__Task prompt__: Below is a set of records. Repeat all of them exactly.

__Some records__:
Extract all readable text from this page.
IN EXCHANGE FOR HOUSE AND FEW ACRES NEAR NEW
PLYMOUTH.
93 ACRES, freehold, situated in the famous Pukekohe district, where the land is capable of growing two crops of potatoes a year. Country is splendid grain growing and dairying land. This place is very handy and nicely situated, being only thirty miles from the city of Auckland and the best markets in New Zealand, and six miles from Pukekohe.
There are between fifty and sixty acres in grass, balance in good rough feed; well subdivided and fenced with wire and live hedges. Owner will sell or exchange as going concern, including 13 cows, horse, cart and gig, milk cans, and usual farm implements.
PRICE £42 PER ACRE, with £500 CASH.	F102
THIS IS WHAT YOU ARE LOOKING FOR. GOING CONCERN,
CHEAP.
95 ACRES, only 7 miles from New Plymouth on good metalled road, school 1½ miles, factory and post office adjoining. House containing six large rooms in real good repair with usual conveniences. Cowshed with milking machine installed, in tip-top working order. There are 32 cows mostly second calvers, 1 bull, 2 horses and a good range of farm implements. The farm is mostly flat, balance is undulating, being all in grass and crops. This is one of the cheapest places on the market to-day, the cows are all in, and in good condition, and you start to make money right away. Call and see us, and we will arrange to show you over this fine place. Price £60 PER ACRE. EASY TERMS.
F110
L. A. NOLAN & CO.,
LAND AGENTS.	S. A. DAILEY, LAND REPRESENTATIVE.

__Result__:
Extract all readable text from this page.
IN EXCHANGE FOR HOUSE AND FEW ACRES NEAR NEW
PLYMOUTH.
93 ACRES, freehold, situated in the famous Pukekohe district, where the land is capable of growing two crops of potatoes a year. Country is splendid grain growing and dairying land. This place is very handy and nicely situated, being only thirty miles from the city of Auckland and the best markets in New Zealand, and six miles from Pukekohe.
There are between fifty and sixty acres in grass, balance in good rough feed; well subdivided and fenced with wire and live hedges. Owner will sell or exchange as going concern, including 13 cows, horse, cart and gig, milk cans, and usual farm implements.
PRICE £42 PER ACRE, with £500 CASH.	F102
THIS IS WHAT YOU ARE LOOKING FOR. GOING CONCERN,
CHEAP.
95 ACRES, only 7 miles from New Plymouth on good metalled road, school 1½ miles, factory and post office adjoining. House containing six large rooms in real good repair with usual conveniences. Cowshed with milking machine installed, in tip-top working order. There are 32 cows mostly second calvers, 1 bull, 2 horses and a good range of farm implements. The farm is mostly flat, balance is undulating, being all in grass and crops. This is one of the cheapest places on the market to-day, the cows are all in, and in good condition, and you start to make money right away. Call and see us, and we will arrange to show you over this fine place. Price £60 PER ACRE. EASY TERMS.
F110
L. A. NOLAN & CO.,
LAND AGENTS.	S. A. DAILEY, LAND REPRESENTATIVE.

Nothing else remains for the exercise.